#### [Written exercise]
From the entries below, gather each line containing the word "ATPase".

Stored records

* Start *

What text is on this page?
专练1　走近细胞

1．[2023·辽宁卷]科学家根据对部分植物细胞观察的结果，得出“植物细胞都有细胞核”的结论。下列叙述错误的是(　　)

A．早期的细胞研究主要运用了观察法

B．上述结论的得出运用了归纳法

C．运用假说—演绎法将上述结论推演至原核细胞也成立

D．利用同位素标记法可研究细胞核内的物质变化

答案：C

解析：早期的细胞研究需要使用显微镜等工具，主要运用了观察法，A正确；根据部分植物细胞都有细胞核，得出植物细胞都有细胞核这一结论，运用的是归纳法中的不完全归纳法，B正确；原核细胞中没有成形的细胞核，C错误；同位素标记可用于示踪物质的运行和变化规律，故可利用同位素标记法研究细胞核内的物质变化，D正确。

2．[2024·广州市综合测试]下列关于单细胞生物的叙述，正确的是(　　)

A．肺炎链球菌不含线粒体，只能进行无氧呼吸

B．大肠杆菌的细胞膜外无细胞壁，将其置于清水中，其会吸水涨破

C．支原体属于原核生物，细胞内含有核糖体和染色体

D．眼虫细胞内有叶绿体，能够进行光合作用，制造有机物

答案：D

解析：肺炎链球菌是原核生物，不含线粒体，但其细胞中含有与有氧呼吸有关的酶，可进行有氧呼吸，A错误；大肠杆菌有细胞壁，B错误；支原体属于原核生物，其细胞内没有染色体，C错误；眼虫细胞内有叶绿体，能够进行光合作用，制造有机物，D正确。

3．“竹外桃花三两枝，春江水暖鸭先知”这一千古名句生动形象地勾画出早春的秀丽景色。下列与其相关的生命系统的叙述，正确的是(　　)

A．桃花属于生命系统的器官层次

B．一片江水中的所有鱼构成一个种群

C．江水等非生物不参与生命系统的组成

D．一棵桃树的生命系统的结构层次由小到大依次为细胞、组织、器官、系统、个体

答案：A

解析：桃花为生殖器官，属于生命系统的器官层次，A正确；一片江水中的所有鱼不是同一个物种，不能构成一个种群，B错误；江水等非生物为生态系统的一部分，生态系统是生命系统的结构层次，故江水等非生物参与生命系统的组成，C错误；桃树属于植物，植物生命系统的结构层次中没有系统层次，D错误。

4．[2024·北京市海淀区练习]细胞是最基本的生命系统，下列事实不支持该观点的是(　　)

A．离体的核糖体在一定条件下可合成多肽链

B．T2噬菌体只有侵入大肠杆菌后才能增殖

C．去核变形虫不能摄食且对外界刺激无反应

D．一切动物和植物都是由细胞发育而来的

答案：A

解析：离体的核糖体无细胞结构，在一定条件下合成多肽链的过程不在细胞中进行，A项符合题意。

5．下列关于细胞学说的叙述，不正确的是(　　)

* End *
* Start *

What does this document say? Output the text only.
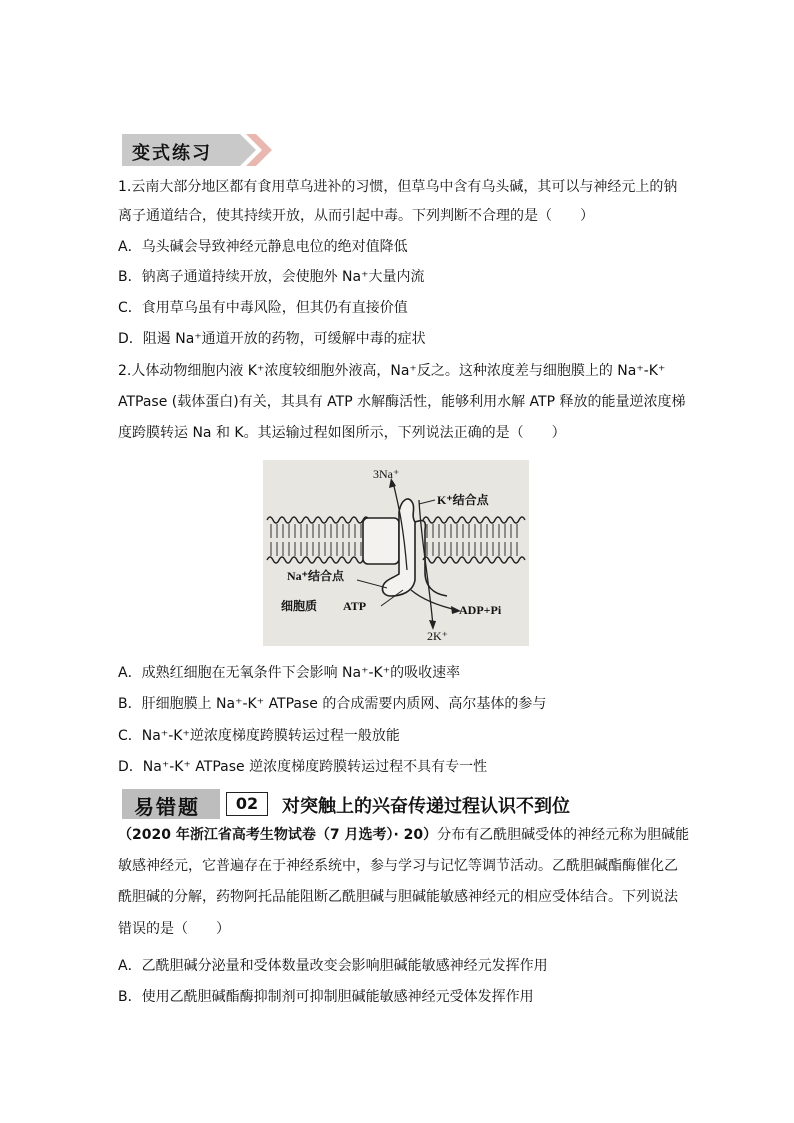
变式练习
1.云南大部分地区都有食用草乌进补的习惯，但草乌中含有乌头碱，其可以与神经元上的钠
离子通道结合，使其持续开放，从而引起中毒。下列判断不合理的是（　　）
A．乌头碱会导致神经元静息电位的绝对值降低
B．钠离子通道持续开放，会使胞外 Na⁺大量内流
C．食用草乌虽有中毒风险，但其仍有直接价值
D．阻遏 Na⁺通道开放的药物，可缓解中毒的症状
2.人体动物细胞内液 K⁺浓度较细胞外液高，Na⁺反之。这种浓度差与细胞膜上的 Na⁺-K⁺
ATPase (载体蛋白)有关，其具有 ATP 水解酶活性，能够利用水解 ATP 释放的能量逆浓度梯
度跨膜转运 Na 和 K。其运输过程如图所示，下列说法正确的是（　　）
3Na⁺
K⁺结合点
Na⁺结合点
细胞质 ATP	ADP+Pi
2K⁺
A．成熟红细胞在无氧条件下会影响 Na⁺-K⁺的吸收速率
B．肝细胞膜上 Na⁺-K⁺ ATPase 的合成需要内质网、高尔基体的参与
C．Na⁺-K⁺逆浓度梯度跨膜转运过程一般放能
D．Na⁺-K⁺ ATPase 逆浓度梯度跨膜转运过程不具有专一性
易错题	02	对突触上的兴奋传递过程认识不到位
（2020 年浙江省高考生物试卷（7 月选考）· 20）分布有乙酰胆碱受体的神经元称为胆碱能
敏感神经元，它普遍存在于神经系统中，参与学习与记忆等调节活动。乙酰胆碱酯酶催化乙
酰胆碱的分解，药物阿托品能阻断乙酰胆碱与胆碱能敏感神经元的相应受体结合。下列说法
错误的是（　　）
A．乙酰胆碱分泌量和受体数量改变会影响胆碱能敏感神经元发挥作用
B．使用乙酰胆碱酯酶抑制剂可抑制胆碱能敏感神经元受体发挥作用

* End *

#### [The output]
ATPase (载体蛋白)有关，其具有 ATP 水解酶活性，能够利用水解 ATP 释放的能量逆浓度梯
B．肝细胞膜上 Na⁺-K⁺ ATPase 的合成需要内质网、高尔基体的参与
D．Na⁺-K⁺ ATPase 逆浓度梯度跨膜转运过程不具有专一性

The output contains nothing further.